━━━ PROVIDED ENTRIES ━━━

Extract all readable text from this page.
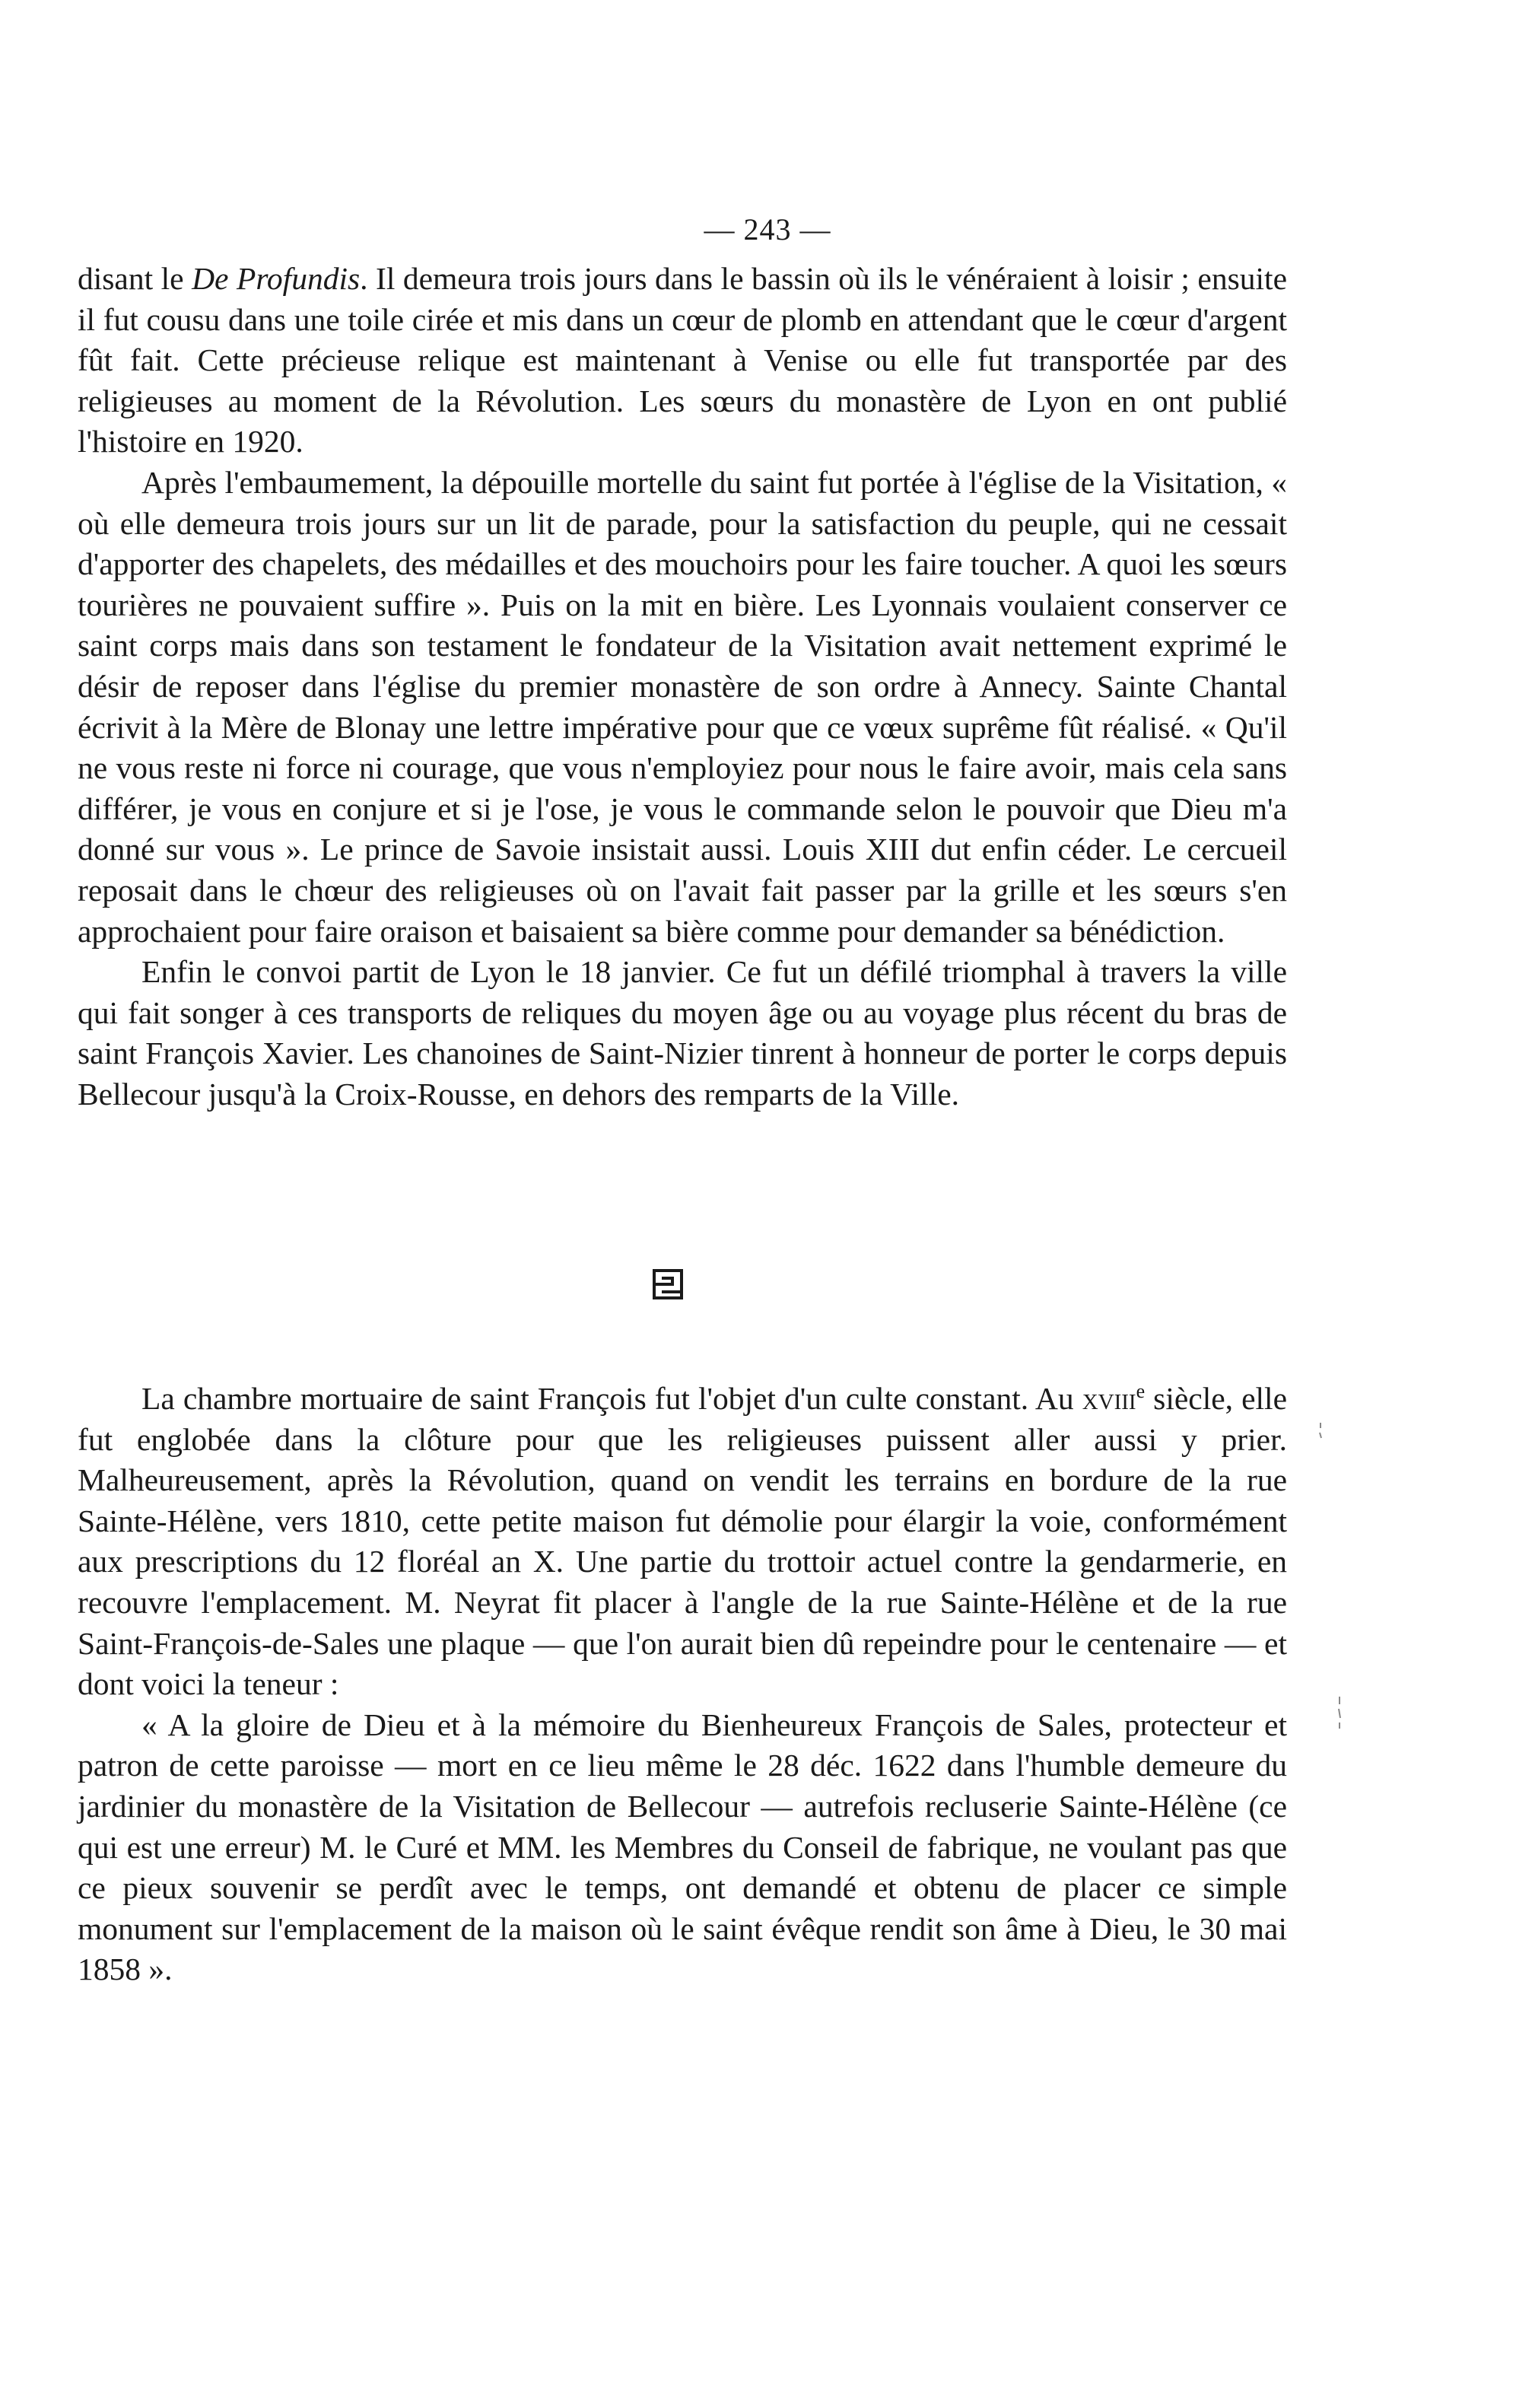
— 243 —

disant le De Profundis. Il demeura trois jours dans le bassin où ils le vénéraient à loisir ; ensuite il fut cousu dans une toile cirée et mis dans un cœur de plomb en attendant que le cœur d'argent fût fait. Cette précieuse relique est maintenant à Venise ou elle fut transportée par des religieuses au moment de la Révolution. Les sœurs du monastère de Lyon en ont publié l'histoire en 1920.

Après l'embaumement, la dépouille mortelle du saint fut portée à l'église de la Visitation, « où elle demeura trois jours sur un lit de parade, pour la satisfaction du peuple, qui ne cessait d'apporter des chapelets, des médailles et des mouchoirs pour les faire toucher. A quoi les sœurs tourières ne pouvaient suffire ». Puis on la mit en bière. Les Lyonnais voulaient conserver ce saint corps mais dans son testament le fondateur de la Visitation avait nettement exprimé le désir de reposer dans l'église du premier monastère de son ordre à Annecy. Sainte Chantal écrivit à la Mère de Blonay une lettre impérative pour que ce vœux suprême fût réalisé. « Qu'il ne vous reste ni force ni courage, que vous n'employiez pour nous le faire avoir, mais cela sans différer, je vous en conjure et si je l'ose, je vous le commande selon le pouvoir que Dieu m'a donné sur vous ». Le prince de Savoie insistait aussi. Louis XIII dut enfin céder. Le cercueil reposait dans le chœur des religieuses où on l'avait fait passer par la grille et les sœurs s'en approchaient pour faire oraison et baisaient sa bière comme pour demander sa bénédiction.

Enfin le convoi partit de Lyon le 18 janvier. Ce fut un défilé triomphal à travers la ville qui fait songer à ces transports de reliques du moyen âge ou au voyage plus récent du bras de saint François Xavier. Les chanoines de Saint-Nizier tinrent à honneur de porter le corps depuis Bellecour jusqu'à la Croix-Rousse, en dehors des remparts de la Ville.

La chambre mortuaire de saint François fut l'objet d'un culte constant. Au xviii$^e$ siècle, elle fut englobée dans la clôture pour que les religieuses puissent aller aussi y prier. Malheureusement, après la Révolution, quand on vendit les terrains en bordure de la rue Sainte-Hélène, vers 1810, cette petite maison fut démolie pour élargir la voie, conformément aux prescriptions du 12 floréal an X. Une partie du trottoir actuel contre la gendarmerie, en recouvre l'emplacement. M. Neyrat fit placer à l'angle de la rue Sainte-Hélène et de la rue Saint-François-de-Sales une plaque — que l'on aurait bien dû repeindre pour le centenaire — et dont voici la teneur :

« A la gloire de Dieu et à la mémoire du Bienheureux François de Sales, protecteur et patron de cette paroisse — mort en ce lieu même le 28 déc. 1622 dans l'humble demeure du jardinier du monastère de la Visitation de Bellecour — autrefois recluserie Sainte-Hélène (ce qui est une erreur) M. le Curé et MM. les Membres du Conseil de fabrique, ne voulant pas que ce pieux souvenir se perdît avec le temps, ont demandé et obtenu de placer ce simple monument sur l'emplacement de la maison où le saint évêque rendit son âme à Dieu, le 30 mai 1858 ».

━━━

GIVEN TASK
Reproduce each line exactly as it appears, omitting the pictures.

EXERCISE OUTPUT
Extract all readable text from this page.
— 243 —

disant le De Profundis. Il demeura trois jours dans le bassin où ils le vénéraient à loisir ; ensuite il fut cousu dans une toile cirée et mis dans un cœur de plomb en attendant que le cœur d'argent fût fait. Cette précieuse relique est maintenant à Venise ou elle fut transportée par des religieuses au moment de la Révolution. Les sœurs du monastère de Lyon en ont publié l'histoire en 1920.

Après l'embaumement, la dépouille mortelle du saint fut portée à l'église de la Visitation, « où elle demeura trois jours sur un lit de parade, pour la satisfaction du peuple, qui ne cessait d'apporter des chapelets, des médailles et des mouchoirs pour les faire toucher. A quoi les sœurs tourières ne pouvaient suffire ». Puis on la mit en bière. Les Lyonnais voulaient conserver ce saint corps mais dans son testament le fondateur de la Visitation avait nettement exprimé le désir de reposer dans l'église du premier monastère de son ordre à Annecy. Sainte Chantal écrivit à la Mère de Blonay une lettre impérative pour que ce vœux suprême fût réalisé. « Qu'il ne vous reste ni force ni courage, que vous n'employiez pour nous le faire avoir, mais cela sans différer, je vous en conjure et si je l'ose, je vous le commande selon le pouvoir que Dieu m'a donné sur vous ». Le prince de Savoie insistait aussi. Louis XIII dut enfin céder. Le cercueil reposait dans le chœur des religieuses où on l'avait fait passer par la grille et les sœurs s'en approchaient pour faire oraison et baisaient sa bière comme pour demander sa bénédiction.

Enfin le convoi partit de Lyon le 18 janvier. Ce fut un défilé triomphal à travers la ville qui fait songer à ces transports de reliques du moyen âge ou au voyage plus récent du bras de saint François Xavier. Les chanoines de Saint-Nizier tinrent à honneur de porter le corps depuis Bellecour jusqu'à la Croix-Rousse, en dehors des remparts de la Ville.

La chambre mortuaire de saint François fut l'objet d'un culte constant. Au xviii$^e$ siècle, elle fut englobée dans la clôture pour que les religieuses puissent aller aussi y prier. Malheureusement, après la Révolution, quand on vendit les terrains en bordure de la rue Sainte-Hélène, vers 1810, cette petite maison fut démolie pour élargir la voie, conformément aux prescriptions du 12 floréal an X. Une partie du trottoir actuel contre la gendarmerie, en recouvre l'emplacement. M. Neyrat fit placer à l'angle de la rue Sainte-Hélène et de la rue Saint-François-de-Sales une plaque — que l'on aurait bien dû repeindre pour le centenaire — et dont voici la teneur :

« A la gloire de Dieu et à la mémoire du Bienheureux François de Sales, protecteur et patron de cette paroisse — mort en ce lieu même le 28 déc. 1622 dans l'humble demeure du jardinier du monastère de la Visitation de Bellecour — autrefois recluserie Sainte-Hélène (ce qui est une erreur) M. le Curé et MM. les Membres du Conseil de fabrique, ne voulant pas que ce pieux souvenir se perdît avec le temps, ont demandé et obtenu de placer ce simple monument sur l'emplacement de la maison où le saint évêque rendit son âme à Dieu, le 30 mai 1858 ».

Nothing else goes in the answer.